(Collected data)
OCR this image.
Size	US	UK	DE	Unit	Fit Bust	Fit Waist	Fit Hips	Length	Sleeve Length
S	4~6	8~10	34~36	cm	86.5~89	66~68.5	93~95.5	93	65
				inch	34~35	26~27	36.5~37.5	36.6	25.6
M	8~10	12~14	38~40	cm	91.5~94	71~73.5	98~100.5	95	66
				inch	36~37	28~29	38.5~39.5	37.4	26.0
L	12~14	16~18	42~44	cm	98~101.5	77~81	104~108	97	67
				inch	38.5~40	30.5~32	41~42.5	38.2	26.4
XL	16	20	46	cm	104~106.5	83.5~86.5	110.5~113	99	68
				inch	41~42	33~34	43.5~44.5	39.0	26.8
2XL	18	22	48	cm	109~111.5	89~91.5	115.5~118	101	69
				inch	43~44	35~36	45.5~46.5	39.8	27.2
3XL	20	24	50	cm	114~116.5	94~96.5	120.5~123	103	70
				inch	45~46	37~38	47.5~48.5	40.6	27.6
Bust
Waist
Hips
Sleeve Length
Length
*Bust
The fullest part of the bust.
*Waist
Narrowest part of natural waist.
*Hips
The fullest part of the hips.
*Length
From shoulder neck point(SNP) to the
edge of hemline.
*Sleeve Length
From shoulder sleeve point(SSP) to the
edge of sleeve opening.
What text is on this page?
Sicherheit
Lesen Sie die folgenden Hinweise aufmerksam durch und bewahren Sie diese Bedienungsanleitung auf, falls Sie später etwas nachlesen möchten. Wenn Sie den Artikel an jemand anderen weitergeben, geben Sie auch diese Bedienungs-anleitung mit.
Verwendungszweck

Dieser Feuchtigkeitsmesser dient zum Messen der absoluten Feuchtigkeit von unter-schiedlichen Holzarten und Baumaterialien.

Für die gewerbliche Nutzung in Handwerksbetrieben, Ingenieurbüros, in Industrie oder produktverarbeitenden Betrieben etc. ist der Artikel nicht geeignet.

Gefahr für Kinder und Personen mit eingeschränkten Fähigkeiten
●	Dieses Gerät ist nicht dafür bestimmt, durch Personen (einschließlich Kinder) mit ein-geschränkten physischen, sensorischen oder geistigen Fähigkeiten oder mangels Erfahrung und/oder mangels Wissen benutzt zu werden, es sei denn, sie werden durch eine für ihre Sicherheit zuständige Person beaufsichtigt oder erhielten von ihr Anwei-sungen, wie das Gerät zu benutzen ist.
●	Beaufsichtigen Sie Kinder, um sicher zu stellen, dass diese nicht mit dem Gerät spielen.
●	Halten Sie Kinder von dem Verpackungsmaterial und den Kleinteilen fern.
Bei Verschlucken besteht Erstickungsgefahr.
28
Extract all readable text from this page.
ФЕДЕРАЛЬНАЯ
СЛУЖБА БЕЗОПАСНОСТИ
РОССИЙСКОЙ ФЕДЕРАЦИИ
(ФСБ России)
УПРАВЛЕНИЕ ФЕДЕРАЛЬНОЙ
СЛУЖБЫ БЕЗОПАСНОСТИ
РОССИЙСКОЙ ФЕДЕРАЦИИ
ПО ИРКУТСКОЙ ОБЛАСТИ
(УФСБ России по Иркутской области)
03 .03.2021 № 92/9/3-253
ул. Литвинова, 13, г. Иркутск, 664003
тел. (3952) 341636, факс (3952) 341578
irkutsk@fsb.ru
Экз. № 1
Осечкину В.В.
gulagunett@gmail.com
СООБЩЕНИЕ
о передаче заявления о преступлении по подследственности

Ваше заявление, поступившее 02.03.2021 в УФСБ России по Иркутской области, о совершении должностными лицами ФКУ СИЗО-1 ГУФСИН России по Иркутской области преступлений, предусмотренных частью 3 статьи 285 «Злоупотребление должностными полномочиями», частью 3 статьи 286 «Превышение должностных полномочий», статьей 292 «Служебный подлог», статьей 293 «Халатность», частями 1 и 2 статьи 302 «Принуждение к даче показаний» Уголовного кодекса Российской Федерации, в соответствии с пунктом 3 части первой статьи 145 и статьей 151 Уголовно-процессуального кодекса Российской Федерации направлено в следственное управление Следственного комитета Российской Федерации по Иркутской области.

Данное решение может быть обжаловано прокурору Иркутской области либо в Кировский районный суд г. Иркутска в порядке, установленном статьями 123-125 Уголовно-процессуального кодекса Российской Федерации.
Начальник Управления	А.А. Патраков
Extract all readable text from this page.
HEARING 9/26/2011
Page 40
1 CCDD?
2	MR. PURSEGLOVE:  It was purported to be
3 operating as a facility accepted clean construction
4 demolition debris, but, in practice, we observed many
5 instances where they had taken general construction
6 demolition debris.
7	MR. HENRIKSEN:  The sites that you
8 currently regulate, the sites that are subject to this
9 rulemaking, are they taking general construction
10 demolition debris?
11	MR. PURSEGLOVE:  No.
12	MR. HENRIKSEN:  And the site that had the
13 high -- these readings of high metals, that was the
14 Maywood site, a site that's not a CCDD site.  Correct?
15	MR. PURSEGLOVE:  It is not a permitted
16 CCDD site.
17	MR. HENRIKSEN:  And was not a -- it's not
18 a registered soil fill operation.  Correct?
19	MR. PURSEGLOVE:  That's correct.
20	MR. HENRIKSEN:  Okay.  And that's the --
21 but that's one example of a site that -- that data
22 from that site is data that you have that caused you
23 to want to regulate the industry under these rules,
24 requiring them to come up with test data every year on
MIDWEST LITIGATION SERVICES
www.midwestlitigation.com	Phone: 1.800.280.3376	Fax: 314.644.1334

● Given exercise
Point out every line holding the string "БЕЗОПАСНОСТИ" and copy it.

● Solution for this problem
СЛУЖБА БЕЗОПАСНОСТИ
СЛУЖБЫ БЕЗОПАСНОСТИ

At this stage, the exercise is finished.